• GIVEN REQUEST
Count every line of these entries that holds the word "horas", and reply with the number only.

• PROVIDED ENTRIES
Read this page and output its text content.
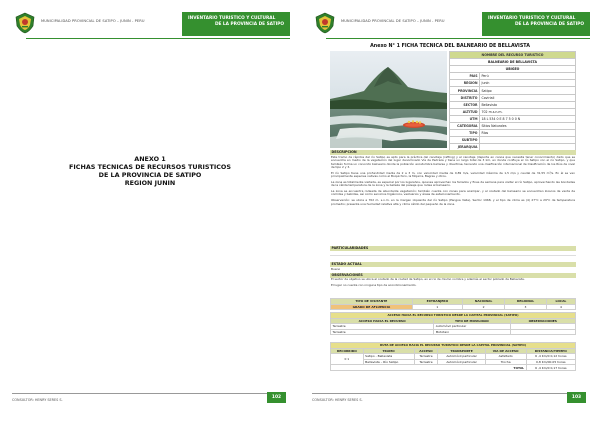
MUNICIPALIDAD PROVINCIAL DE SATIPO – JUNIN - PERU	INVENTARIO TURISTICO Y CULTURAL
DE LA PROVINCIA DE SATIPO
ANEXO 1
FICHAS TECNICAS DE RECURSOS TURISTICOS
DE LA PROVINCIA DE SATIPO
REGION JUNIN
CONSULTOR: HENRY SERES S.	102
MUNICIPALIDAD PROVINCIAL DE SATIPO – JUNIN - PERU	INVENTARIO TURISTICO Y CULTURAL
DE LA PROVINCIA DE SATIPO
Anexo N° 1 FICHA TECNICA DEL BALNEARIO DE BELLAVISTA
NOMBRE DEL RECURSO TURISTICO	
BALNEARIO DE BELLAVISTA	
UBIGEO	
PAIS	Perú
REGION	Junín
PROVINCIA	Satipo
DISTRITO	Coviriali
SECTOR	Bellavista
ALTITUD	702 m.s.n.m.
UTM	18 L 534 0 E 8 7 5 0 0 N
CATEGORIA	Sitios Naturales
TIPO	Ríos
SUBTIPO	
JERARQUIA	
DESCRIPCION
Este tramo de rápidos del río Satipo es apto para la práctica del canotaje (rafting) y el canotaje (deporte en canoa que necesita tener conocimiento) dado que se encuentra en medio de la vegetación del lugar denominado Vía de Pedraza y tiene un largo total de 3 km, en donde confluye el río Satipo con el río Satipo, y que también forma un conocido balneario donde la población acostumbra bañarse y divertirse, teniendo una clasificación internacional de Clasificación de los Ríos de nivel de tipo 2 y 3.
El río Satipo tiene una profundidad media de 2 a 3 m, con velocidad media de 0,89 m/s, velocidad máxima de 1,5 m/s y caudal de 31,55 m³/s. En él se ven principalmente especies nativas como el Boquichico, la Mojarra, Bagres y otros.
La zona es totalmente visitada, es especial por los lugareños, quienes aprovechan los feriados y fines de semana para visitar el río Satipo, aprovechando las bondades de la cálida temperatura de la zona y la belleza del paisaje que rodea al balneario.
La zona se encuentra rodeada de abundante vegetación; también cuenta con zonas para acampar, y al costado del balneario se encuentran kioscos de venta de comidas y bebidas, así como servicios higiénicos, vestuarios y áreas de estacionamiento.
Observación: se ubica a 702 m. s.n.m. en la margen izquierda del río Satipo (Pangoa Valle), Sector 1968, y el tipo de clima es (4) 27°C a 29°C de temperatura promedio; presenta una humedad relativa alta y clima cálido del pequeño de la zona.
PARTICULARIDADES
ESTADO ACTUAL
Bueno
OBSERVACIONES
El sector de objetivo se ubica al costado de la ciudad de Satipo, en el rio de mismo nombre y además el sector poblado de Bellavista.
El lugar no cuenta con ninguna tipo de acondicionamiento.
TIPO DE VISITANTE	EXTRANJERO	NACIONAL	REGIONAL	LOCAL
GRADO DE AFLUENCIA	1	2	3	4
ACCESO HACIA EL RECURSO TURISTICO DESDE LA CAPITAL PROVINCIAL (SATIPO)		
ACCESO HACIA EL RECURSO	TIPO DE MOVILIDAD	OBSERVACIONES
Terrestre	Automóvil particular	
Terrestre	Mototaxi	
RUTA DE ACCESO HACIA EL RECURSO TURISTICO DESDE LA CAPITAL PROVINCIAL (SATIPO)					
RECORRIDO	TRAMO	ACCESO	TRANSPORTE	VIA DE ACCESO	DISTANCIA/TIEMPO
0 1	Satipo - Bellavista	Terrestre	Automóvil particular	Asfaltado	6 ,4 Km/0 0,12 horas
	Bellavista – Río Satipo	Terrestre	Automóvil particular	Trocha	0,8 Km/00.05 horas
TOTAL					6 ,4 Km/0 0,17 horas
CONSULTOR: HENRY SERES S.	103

• FINISHED TASK
3